* Recorded data *
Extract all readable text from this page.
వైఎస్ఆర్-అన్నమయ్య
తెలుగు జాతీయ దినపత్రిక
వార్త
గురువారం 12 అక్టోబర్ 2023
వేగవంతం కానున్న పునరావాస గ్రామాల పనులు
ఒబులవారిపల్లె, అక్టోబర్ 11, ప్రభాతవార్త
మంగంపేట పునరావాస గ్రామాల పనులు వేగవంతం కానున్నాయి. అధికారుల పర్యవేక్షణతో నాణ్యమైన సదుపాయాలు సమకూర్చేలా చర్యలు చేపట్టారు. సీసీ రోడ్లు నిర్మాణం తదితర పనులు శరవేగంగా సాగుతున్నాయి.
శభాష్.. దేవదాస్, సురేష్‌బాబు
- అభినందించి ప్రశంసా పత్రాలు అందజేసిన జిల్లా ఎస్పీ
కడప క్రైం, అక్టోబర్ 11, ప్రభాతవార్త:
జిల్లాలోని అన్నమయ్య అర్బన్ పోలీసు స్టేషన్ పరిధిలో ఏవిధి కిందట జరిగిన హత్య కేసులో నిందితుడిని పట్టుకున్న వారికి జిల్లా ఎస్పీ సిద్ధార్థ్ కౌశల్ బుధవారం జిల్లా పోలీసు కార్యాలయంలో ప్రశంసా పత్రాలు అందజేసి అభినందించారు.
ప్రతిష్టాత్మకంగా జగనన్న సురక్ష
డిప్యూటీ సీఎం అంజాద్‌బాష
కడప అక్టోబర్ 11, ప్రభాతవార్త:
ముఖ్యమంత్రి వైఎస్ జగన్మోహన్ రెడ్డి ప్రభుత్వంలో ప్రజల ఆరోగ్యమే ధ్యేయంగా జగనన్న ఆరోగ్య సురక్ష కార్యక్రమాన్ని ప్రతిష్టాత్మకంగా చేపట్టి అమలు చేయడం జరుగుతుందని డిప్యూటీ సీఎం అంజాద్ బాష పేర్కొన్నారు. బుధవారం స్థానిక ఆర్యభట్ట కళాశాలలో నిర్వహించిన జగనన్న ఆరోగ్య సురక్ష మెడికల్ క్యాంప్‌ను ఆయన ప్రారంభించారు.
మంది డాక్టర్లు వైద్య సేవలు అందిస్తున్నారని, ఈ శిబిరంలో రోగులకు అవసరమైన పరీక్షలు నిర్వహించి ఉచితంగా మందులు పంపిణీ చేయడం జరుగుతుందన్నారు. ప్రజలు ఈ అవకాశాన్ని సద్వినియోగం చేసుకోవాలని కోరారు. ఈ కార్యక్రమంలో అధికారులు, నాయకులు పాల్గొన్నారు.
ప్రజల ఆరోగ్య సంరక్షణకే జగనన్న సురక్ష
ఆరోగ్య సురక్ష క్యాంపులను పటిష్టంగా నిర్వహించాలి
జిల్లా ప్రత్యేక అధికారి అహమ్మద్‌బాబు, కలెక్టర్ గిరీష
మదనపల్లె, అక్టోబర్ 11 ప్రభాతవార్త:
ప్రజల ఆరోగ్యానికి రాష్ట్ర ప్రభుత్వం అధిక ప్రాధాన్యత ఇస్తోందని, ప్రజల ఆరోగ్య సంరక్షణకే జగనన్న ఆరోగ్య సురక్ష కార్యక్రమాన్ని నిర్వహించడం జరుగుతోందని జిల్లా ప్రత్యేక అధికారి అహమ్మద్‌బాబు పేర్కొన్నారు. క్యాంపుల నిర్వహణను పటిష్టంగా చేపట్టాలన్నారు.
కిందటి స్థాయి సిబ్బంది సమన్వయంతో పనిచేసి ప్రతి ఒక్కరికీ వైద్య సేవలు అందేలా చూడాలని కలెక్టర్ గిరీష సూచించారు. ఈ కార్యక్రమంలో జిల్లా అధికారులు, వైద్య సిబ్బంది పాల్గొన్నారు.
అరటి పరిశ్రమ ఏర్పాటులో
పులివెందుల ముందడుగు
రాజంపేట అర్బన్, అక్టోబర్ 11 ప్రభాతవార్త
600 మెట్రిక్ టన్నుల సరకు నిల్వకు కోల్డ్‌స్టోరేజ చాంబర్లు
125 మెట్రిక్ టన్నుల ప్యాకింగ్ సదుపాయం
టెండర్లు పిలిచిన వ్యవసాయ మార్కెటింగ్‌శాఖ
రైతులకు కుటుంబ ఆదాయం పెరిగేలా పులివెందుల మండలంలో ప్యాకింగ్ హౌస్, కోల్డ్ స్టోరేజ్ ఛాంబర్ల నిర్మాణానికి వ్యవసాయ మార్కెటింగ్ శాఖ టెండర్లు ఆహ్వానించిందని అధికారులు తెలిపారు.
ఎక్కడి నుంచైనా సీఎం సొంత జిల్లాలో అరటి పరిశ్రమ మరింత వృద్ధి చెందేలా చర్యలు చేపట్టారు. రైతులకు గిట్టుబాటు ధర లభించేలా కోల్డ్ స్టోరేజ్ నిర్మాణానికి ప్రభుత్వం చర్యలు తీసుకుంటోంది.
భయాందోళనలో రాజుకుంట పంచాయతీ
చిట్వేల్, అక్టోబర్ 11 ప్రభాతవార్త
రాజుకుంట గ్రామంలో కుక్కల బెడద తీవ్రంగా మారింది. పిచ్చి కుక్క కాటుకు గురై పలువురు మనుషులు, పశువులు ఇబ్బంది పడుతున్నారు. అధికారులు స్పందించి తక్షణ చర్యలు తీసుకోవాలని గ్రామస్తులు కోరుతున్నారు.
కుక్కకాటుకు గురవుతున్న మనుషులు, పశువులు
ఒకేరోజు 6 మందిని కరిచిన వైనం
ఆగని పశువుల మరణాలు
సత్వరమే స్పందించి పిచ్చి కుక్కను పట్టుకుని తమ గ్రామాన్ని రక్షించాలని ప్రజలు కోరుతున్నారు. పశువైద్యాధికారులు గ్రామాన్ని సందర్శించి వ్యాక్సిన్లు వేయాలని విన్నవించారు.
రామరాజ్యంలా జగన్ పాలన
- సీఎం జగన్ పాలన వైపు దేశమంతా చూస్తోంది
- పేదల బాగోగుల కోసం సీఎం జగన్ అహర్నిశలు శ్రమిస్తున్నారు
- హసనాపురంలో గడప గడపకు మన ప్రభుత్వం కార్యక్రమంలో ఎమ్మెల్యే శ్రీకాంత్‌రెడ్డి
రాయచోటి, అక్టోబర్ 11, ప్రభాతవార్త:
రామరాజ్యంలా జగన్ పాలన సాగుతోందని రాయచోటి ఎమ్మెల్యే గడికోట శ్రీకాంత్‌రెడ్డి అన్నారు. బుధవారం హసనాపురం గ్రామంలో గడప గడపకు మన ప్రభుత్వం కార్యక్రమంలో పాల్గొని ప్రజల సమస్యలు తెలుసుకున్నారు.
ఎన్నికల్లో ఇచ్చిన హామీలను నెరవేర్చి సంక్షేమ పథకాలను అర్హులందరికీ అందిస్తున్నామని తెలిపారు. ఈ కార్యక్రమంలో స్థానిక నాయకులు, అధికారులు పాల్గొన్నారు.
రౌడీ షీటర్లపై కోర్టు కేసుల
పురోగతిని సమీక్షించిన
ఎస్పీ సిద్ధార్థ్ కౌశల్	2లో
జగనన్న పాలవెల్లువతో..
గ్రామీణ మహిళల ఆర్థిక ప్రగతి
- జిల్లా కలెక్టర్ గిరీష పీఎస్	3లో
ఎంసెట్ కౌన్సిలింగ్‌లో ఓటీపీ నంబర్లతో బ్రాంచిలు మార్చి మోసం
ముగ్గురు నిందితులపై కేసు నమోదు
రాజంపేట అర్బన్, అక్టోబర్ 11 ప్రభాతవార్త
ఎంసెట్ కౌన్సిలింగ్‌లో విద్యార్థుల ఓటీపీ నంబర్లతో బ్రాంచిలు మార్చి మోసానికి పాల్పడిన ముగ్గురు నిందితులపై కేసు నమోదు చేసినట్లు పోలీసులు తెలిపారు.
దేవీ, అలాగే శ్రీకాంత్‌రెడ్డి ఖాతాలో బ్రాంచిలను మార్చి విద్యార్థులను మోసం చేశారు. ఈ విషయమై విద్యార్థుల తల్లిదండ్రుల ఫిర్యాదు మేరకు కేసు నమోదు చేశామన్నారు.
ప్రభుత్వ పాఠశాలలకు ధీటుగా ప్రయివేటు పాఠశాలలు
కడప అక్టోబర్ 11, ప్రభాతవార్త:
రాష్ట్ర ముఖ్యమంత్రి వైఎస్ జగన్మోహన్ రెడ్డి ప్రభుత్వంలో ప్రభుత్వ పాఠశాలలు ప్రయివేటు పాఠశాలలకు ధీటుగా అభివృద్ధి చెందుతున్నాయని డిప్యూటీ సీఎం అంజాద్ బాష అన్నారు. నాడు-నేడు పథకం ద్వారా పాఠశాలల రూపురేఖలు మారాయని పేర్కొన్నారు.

* What this task involves *
The lines to collect are those holding the string "జగనన"; copy them all.

* Final answer *
ప్రతిష్టాత్మకంగా జగనన్న సురక్ష
ముఖ్యమంత్రి వైఎస్ జగన్మోహన్ రెడ్డి ప్రభుత్వంలో ప్రజల ఆరోగ్యమే ధ్యేయంగా జగనన్న ఆరోగ్య సురక్ష కార్యక్రమాన్ని ప్రతిష్టాత్మకంగా చేపట్టి అమలు చేయడం జరుగుతుందని డిప్యూటీ సీఎం అంజాద్ బాష పేర్కొన్నారు. బుధవారం స్థానిక ఆర్యభట్ట కళాశాలలో నిర్వహించిన జగనన్న ఆరోగ్య సురక్ష మెడికల్ క్యాంప్‌ను ఆయన ప్రారంభించారు.
ప్రజల ఆరోగ్య సంరక్షణకే జగనన్న సురక్ష
ప్రజల ఆరోగ్యానికి రాష్ట్ర ప్రభుత్వం అధిక ప్రాధాన్యత ఇస్తోందని, ప్రజల ఆరోగ్య సంరక్షణకే జగనన్న ఆరోగ్య సురక్ష కార్యక్రమాన్ని నిర్వహించడం జరుగుతోందని జిల్లా ప్రత్యేక అధికారి అహమ్మద్‌బాబు పేర్కొన్నారు. క్యాంపుల నిర్వహణను పటిష్టంగా చేపట్టాలన్నారు.
జగనన్న పాలవెల్లువతో..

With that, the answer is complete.